---- EXERCISE DATA

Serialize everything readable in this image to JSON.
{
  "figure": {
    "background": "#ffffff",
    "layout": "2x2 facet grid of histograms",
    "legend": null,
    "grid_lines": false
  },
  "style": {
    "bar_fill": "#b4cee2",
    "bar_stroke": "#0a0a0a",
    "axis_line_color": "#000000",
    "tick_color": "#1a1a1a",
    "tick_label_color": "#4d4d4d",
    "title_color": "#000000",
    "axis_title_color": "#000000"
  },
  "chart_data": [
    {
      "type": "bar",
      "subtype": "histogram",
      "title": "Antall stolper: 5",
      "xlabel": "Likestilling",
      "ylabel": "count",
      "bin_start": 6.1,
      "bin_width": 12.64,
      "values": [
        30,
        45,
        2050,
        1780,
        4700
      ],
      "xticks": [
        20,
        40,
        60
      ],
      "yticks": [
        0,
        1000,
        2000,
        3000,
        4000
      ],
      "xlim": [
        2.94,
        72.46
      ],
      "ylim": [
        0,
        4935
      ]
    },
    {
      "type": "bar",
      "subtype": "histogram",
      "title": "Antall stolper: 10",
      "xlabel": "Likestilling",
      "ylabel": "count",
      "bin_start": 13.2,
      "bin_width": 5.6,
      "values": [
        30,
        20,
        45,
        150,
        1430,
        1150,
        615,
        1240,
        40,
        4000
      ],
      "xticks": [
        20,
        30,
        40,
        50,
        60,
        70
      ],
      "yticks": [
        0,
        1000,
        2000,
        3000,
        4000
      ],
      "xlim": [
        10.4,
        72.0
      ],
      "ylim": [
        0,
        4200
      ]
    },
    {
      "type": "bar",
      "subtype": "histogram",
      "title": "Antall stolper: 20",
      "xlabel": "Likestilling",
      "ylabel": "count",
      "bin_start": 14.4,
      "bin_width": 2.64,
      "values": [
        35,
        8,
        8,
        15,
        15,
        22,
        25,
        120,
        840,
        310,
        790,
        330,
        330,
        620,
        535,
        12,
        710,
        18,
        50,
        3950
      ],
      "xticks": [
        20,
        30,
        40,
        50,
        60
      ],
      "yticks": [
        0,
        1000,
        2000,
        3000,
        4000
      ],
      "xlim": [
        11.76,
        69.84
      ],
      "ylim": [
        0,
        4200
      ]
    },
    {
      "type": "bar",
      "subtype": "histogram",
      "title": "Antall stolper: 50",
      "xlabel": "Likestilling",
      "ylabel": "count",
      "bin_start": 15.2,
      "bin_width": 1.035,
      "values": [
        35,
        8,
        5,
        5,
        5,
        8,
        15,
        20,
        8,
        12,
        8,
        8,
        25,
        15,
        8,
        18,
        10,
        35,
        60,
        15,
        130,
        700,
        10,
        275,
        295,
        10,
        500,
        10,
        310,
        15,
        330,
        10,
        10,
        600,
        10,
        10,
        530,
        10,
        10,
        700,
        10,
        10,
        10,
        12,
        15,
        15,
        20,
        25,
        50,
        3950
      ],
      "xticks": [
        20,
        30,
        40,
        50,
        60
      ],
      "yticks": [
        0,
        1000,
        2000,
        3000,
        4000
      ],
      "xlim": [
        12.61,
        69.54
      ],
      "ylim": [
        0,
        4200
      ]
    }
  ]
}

--------

* [TASK OBJECTIVE] Output the records exactly, including every line.

* [EXERCISE SOLUTION]
Serialize everything readable in this image to JSON.
{
  "figure": {
    "background": "#ffffff",
    "layout": "2x2 facet grid of histograms",
    "legend": null,
    "grid_lines": false
  },
  "style": {
    "bar_fill": "#b4cee2",
    "bar_stroke": "#0a0a0a",
    "axis_line_color": "#000000",
    "tick_color": "#1a1a1a",
    "tick_label_color": "#4d4d4d",
    "title_color": "#000000",
    "axis_title_color": "#000000"
  },
  "chart_data": [
    {
      "type": "bar",
      "subtype": "histogram",
      "title": "Antall stolper: 5",
      "xlabel": "Likestilling",
      "ylabel": "count",
      "bin_start": 6.1,
      "bin_width": 12.64,
      "values": [
        30,
        45,
        2050,
        1780,
        4700
      ],
      "xticks": [
        20,
        40,
        60
      ],
      "yticks": [
        0,
        1000,
        2000,
        3000,
        4000
      ],
      "xlim": [
        2.94,
        72.46
      ],
      "ylim": [
        0,
        4935
      ]
    },
    {
      "type": "bar",
      "subtype": "histogram",
      "title": "Antall stolper: 10",
      "xlabel": "Likestilling",
      "ylabel": "count",
      "bin_start": 13.2,
      "bin_width": 5.6,
      "values": [
        30,
        20,
        45,
        150,
        1430,
        1150,
        615,
        1240,
        40,
        4000
      ],
      "xticks": [
        20,
        30,
        40,
        50,
        60,
        70
      ],
      "yticks": [
        0,
        1000,
        2000,
        3000,
        4000
      ],
      "xlim": [
        10.4,
        72.0
      ],
      "ylim": [
        0,
        4200
      ]
    },
    {
      "type": "bar",
      "subtype": "histogram",
      "title": "Antall stolper: 20",
      "xlabel": "Likestilling",
      "ylabel": "count",
      "bin_start": 14.4,
      "bin_width": 2.64,
      "values": [
        35,
        8,
        8,
        15,
        15,
        22,
        25,
        120,
        840,
        310,
        790,
        330,
        330,
        620,
        535,
        12,
        710,
        18,
        50,
        3950
      ],
      "xticks": [
        20,
        30,
        40,
        50,
        60
      ],
      "yticks": [
        0,
        1000,
        2000,
        3000,
        4000
      ],
      "xlim": [
        11.76,
        69.84
      ],
      "ylim": [
        0,
        4200
      ]
    },
    {
      "type": "bar",
      "subtype": "histogram",
      "title": "Antall stolper: 50",
      "xlabel": "Likestilling",
      "ylabel": "count",
      "bin_start": 15.2,
      "bin_width": 1.035,
      "values": [
        35,
        8,
        5,
        5,
        5,
        8,
        15,
        20,
        8,
        12,
        8,
        8,
        25,
        15,
        8,
        18,
        10,
        35,
        60,
        15,
        130,
        700,
        10,
        275,
        295,
        10,
        500,
        10,
        310,
        15,
        330,
        10,
        10,
        600,
        10,
        10,
        530,
        10,
        10,
        700,
        10,
        10,
        10,
        12,
        15,
        15,
        20,
        25,
        50,
        3950
      ],
      "xticks": [
        20,
        30,
        40,
        50,
        60
      ],
      "yticks": [
        0,
        1000,
        2000,
        3000,
        4000
      ],
      "xlim": [
        12.61,
        69.54
      ],
      "ylim": [
        0,
        4200
      ]
    }
  ]
}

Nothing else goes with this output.